- [Brief] Drop every picture and give the entries back exactly.

- [The data]
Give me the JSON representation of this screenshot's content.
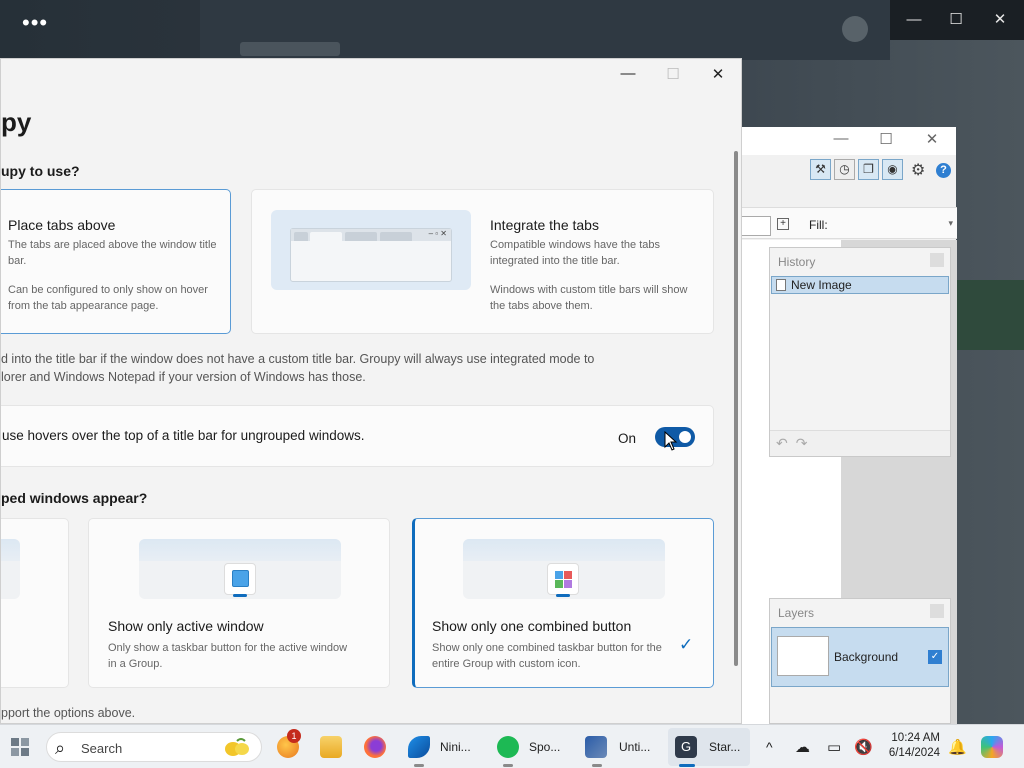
{
  "background_app": {
    "more": "•••",
    "controls": {
      "minimize": "—",
      "maximize": "☐",
      "close": "✕"
    }
  },
  "paint": {
    "controls": {
      "minimize": "—",
      "maximize": "☐",
      "close": "✕"
    },
    "fill_label": "Fill:",
    "history_title": "History",
    "history_item": "New Image",
    "layers_title": "Layers",
    "layer_name": "Background"
  },
  "groupy": {
    "controls": {
      "minimize": "—",
      "maximize": "☐",
      "close": "✕"
    },
    "title": "py",
    "q1": "upy to use?",
    "option_above": {
      "title": "Place tabs above",
      "desc1": "The tabs are placed above the window title bar.",
      "desc2": "Can be configured to only show on hover from the tab appearance page."
    },
    "option_integrate": {
      "title": "Integrate the tabs",
      "desc1": "Compatible windows have the tabs integrated into the title bar.",
      "desc2": "Windows with custom title bars will show the tabs above them."
    },
    "note_line1": "d into the title bar if the window does not have a custom title bar.  Groupy will always use integrated mode to",
    "note_line2": "lorer and Windows Notepad if your version of Windows has those.",
    "hover_setting": "use hovers over the top of a title bar for ungrouped windows.",
    "hover_state": "On",
    "q2": "ped windows appear?",
    "option_active": {
      "title": "Show only active window",
      "desc": "Only show a taskbar button for the active window in a Group."
    },
    "option_combined": {
      "title": "Show only one combined button",
      "desc": "Show only one combined taskbar button for the entire Group with custom icon."
    },
    "footer": "pport the options above."
  },
  "taskbar": {
    "search_placeholder": "Search",
    "badge": "1",
    "apps": [
      {
        "label": "Nini..."
      },
      {
        "label": "Spo..."
      },
      {
        "label": "Unti..."
      },
      {
        "label": "Star..."
      }
    ],
    "time": "10:24 AM",
    "date": "6/14/2024",
    "chevron": "^"
  }
}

- [Complete output]
Give me the JSON representation of this screenshot's content.
{
  "background_app": {
    "more": "•••",
    "controls": {
      "minimize": "—",
      "maximize": "☐",
      "close": "✕"
    }
  },
  "paint": {
    "controls": {
      "minimize": "—",
      "maximize": "☐",
      "close": "✕"
    },
    "fill_label": "Fill:",
    "history_title": "History",
    "history_item": "New Image",
    "layers_title": "Layers",
    "layer_name": "Background"
  },
  "groupy": {
    "controls": {
      "minimize": "—",
      "maximize": "☐",
      "close": "✕"
    },
    "title": "py",
    "q1": "upy to use?",
    "option_above": {
      "title": "Place tabs above",
      "desc1": "The tabs are placed above the window title bar.",
      "desc2": "Can be configured to only show on hover from the tab appearance page."
    },
    "option_integrate": {
      "title": "Integrate the tabs",
      "desc1": "Compatible windows have the tabs integrated into the title bar.",
      "desc2": "Windows with custom title bars will show the tabs above them."
    },
    "note_line1": "d into the title bar if the window does not have a custom title bar.  Groupy will always use integrated mode to",
    "note_line2": "lorer and Windows Notepad if your version of Windows has those.",
    "hover_setting": "use hovers over the top of a title bar for ungrouped windows.",
    "hover_state": "On",
    "q2": "ped windows appear?",
    "option_active": {
      "title": "Show only active window",
      "desc": "Only show a taskbar button for the active window in a Group."
    },
    "option_combined": {
      "title": "Show only one combined button",
      "desc": "Show only one combined taskbar button for the entire Group with custom icon."
    },
    "footer": "pport the options above."
  },
  "taskbar": {
    "search_placeholder": "Search",
    "badge": "1",
    "apps": [
      {
        "label": "Nini..."
      },
      {
        "label": "Spo..."
      },
      {
        "label": "Unti..."
      },
      {
        "label": "Star..."
      }
    ],
    "time": "10:24 AM",
    "date": "6/14/2024",
    "chevron": "^"
  }
}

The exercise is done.